• PROBLEM DESCRIPTION: How many lines of the listing contain the string "bbox", counting only matches in the same case? Reply with the number alone.

Element boundary listing:

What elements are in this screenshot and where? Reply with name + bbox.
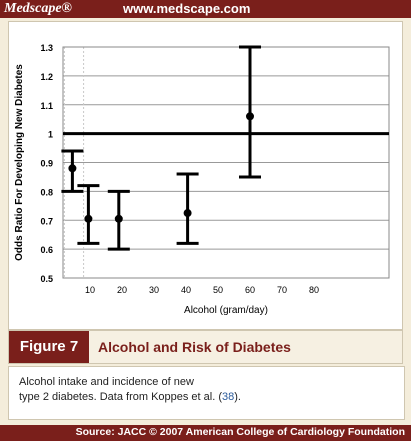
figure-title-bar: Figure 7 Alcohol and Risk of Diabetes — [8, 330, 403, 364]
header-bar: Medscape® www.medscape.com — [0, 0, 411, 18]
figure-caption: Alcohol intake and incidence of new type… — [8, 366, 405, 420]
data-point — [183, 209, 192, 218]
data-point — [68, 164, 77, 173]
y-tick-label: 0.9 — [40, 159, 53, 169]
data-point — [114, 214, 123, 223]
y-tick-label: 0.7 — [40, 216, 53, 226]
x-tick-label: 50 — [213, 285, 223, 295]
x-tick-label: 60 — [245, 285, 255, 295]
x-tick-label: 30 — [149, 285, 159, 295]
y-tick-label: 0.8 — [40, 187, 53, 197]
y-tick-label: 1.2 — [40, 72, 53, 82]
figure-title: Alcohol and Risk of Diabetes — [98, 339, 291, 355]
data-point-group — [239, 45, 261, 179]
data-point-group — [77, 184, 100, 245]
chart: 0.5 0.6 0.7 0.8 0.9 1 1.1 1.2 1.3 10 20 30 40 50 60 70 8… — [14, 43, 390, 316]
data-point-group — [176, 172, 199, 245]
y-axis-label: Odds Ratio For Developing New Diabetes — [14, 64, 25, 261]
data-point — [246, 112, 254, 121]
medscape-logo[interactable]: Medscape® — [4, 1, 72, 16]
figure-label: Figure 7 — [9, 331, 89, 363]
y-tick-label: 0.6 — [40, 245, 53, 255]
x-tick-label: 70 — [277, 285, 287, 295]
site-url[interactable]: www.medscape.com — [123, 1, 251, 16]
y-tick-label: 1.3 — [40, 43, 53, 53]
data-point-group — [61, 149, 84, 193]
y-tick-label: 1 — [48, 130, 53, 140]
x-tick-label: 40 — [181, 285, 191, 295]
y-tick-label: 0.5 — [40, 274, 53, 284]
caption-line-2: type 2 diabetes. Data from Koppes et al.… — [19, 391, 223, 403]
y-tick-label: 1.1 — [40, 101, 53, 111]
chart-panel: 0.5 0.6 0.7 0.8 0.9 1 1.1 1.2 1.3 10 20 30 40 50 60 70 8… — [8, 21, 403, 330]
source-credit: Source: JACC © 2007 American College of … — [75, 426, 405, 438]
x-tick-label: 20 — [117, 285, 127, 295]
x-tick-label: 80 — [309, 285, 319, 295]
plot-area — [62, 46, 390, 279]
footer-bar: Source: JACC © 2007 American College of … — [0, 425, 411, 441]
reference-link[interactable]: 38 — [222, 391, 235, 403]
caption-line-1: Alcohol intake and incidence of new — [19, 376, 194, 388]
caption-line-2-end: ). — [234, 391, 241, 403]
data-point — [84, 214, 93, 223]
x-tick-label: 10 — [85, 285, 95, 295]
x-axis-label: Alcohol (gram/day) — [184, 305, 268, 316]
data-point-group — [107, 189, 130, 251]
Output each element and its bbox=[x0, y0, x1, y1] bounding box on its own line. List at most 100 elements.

• THE COMPLETED TASK: 2